=== DATA LISTING ===
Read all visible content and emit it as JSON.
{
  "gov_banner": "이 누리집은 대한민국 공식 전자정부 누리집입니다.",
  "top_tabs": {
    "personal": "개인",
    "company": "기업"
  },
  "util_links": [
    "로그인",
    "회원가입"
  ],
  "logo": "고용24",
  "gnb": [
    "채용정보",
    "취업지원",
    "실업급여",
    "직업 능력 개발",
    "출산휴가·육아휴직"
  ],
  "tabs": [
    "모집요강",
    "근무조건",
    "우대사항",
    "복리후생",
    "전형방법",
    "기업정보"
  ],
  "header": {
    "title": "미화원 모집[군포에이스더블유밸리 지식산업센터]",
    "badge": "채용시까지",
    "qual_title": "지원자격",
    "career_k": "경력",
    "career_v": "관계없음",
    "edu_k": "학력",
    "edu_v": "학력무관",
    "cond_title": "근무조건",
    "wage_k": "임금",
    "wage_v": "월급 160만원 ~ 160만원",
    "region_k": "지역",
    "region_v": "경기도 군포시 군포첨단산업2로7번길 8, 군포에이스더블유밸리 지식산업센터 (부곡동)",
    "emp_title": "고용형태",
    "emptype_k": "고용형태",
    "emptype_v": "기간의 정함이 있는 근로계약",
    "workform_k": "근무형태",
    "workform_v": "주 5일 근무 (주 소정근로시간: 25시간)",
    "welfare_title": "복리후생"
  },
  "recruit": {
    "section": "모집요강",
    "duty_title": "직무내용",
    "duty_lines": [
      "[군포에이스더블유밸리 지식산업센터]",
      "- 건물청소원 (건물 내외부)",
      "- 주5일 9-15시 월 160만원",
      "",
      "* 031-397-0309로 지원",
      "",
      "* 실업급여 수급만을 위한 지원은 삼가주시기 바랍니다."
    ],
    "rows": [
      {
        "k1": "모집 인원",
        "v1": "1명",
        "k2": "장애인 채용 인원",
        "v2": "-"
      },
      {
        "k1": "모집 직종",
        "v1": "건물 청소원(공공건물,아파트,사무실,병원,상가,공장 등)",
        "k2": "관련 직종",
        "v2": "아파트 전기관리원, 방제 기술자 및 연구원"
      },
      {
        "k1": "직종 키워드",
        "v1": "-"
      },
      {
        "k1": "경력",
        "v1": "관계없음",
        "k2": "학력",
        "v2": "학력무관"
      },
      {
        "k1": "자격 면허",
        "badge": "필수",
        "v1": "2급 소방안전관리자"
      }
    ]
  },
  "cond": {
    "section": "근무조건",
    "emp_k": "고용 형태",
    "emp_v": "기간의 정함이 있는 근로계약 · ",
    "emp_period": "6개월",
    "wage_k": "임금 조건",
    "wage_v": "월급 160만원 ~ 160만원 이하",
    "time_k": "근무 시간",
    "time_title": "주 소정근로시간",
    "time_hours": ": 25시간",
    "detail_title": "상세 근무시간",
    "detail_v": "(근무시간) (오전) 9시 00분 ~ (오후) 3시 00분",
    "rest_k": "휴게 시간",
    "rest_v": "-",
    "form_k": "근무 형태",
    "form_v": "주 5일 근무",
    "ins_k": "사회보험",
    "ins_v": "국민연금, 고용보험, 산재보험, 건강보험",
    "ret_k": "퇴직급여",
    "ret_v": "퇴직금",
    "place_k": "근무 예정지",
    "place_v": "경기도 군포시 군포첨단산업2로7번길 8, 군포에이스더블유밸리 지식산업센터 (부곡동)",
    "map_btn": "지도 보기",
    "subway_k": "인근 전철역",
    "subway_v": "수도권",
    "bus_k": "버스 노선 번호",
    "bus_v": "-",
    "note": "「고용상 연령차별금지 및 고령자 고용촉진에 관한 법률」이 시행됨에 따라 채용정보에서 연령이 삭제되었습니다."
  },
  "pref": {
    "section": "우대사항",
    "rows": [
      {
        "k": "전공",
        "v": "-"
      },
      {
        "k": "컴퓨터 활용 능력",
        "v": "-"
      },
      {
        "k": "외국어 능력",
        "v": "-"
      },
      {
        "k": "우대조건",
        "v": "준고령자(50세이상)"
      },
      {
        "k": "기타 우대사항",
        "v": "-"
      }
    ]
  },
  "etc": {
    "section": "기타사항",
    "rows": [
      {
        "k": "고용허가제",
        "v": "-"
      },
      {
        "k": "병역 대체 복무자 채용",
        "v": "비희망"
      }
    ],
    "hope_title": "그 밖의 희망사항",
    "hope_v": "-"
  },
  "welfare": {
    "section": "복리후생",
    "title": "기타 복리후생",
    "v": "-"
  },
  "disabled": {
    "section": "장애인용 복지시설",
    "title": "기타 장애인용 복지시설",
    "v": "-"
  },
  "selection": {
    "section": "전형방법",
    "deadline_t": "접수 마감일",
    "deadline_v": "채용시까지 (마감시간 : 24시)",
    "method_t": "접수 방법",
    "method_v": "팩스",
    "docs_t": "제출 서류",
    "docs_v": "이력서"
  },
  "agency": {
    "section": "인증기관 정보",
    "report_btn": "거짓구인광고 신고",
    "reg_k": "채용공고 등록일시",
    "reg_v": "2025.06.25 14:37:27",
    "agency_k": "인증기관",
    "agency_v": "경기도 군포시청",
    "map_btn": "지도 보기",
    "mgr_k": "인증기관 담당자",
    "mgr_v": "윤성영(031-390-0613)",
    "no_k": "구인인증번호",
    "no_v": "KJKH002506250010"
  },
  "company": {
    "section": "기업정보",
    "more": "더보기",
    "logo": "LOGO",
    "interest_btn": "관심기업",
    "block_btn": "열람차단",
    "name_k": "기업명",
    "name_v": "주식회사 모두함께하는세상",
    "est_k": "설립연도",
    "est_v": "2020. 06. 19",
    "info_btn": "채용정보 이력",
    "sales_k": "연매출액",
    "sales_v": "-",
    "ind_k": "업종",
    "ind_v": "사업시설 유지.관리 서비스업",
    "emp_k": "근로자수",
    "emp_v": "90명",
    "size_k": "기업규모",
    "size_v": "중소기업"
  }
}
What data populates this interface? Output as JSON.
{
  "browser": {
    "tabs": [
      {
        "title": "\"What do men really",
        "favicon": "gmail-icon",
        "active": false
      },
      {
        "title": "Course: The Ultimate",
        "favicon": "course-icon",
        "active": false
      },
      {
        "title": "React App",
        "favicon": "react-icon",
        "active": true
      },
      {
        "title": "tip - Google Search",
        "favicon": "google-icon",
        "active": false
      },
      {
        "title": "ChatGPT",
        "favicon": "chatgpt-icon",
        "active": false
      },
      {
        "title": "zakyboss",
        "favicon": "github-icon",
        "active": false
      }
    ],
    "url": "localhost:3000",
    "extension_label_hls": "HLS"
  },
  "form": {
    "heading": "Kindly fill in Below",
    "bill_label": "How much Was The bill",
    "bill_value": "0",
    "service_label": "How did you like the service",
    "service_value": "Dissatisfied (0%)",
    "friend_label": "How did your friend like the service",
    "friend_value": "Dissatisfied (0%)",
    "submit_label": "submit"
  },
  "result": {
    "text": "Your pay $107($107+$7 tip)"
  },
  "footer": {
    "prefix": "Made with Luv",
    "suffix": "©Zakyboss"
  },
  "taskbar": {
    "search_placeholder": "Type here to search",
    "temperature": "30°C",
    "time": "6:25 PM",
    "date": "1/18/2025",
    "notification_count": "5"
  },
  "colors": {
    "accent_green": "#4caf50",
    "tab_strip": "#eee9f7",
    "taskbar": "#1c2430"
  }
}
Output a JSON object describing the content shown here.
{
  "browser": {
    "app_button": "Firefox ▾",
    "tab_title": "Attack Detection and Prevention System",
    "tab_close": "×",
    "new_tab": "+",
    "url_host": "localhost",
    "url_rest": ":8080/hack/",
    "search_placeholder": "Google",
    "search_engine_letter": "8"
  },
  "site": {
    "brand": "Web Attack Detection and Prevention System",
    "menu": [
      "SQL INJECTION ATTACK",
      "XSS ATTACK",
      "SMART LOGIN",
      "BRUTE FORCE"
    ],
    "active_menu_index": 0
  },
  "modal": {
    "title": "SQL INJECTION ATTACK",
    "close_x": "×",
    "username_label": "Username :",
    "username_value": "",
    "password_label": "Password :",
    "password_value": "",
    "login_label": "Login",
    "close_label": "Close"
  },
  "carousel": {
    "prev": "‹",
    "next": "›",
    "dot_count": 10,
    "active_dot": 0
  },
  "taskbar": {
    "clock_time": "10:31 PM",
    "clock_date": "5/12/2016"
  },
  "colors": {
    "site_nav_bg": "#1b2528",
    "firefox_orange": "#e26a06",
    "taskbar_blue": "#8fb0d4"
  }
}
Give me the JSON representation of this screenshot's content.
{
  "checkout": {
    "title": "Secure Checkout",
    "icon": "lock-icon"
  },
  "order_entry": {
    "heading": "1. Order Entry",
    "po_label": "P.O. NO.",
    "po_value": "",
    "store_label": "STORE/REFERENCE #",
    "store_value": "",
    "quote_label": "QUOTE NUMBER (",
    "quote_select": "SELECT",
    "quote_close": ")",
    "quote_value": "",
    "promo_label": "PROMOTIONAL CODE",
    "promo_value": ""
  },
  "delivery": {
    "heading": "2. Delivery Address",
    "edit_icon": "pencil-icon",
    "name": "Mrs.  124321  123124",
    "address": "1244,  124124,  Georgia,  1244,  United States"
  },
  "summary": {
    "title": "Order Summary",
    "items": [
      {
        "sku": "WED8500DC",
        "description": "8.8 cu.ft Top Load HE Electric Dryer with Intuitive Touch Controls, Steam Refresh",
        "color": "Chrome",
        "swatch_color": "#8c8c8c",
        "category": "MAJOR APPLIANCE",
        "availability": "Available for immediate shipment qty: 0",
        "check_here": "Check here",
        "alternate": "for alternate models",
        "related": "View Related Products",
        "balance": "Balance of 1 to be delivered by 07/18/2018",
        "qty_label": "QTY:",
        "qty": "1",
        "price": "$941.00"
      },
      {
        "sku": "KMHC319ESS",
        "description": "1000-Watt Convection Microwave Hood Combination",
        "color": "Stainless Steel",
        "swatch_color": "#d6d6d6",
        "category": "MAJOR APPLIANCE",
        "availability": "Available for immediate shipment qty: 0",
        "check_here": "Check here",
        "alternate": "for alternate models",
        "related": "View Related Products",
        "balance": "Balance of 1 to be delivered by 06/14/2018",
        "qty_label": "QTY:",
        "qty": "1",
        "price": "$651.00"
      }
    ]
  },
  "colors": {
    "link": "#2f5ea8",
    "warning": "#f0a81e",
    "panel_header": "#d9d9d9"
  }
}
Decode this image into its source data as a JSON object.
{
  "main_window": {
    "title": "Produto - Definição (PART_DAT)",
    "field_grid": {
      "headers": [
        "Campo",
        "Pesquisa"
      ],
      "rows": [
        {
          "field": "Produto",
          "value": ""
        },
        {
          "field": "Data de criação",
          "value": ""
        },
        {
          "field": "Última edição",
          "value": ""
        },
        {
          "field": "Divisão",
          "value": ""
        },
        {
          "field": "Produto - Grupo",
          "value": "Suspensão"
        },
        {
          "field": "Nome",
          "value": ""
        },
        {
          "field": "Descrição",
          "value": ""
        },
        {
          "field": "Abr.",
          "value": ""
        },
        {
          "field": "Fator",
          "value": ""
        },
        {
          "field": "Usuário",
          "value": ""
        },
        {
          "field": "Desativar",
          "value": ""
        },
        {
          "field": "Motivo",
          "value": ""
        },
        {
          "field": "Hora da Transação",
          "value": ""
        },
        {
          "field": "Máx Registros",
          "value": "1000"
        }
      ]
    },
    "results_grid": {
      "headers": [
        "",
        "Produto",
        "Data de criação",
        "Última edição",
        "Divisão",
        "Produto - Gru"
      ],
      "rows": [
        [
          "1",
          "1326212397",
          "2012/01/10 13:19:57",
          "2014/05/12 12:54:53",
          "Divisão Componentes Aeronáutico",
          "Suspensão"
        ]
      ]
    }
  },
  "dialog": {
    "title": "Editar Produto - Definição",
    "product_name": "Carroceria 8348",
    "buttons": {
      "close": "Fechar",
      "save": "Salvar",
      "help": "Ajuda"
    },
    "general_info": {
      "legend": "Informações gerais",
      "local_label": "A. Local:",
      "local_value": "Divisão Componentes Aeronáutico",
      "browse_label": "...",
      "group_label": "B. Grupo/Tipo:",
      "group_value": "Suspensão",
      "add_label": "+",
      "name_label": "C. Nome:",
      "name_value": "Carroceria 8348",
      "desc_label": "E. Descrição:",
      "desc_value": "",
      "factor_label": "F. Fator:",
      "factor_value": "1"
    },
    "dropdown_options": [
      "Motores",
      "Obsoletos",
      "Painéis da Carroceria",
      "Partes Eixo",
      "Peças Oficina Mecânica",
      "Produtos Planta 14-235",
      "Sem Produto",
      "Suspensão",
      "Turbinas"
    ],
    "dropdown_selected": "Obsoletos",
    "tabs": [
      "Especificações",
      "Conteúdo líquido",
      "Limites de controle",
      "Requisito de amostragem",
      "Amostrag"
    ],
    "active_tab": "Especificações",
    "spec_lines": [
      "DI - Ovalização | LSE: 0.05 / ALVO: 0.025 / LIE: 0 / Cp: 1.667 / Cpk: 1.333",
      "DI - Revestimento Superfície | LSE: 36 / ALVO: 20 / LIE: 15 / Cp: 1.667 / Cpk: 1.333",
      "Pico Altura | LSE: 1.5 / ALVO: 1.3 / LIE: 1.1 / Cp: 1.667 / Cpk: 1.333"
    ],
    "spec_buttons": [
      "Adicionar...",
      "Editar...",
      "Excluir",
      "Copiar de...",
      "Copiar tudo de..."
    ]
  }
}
===
**EXERCISE DIRECTIONS:**
Working from the listing above, pick out every line that has "복리후생" and copy it.

**SOLUTION TO THE EXERCISE:**
    "복리후생",
    "welfare_title": "복리후생"
    "section": "복리후생",
    "title": "기타 복리후생",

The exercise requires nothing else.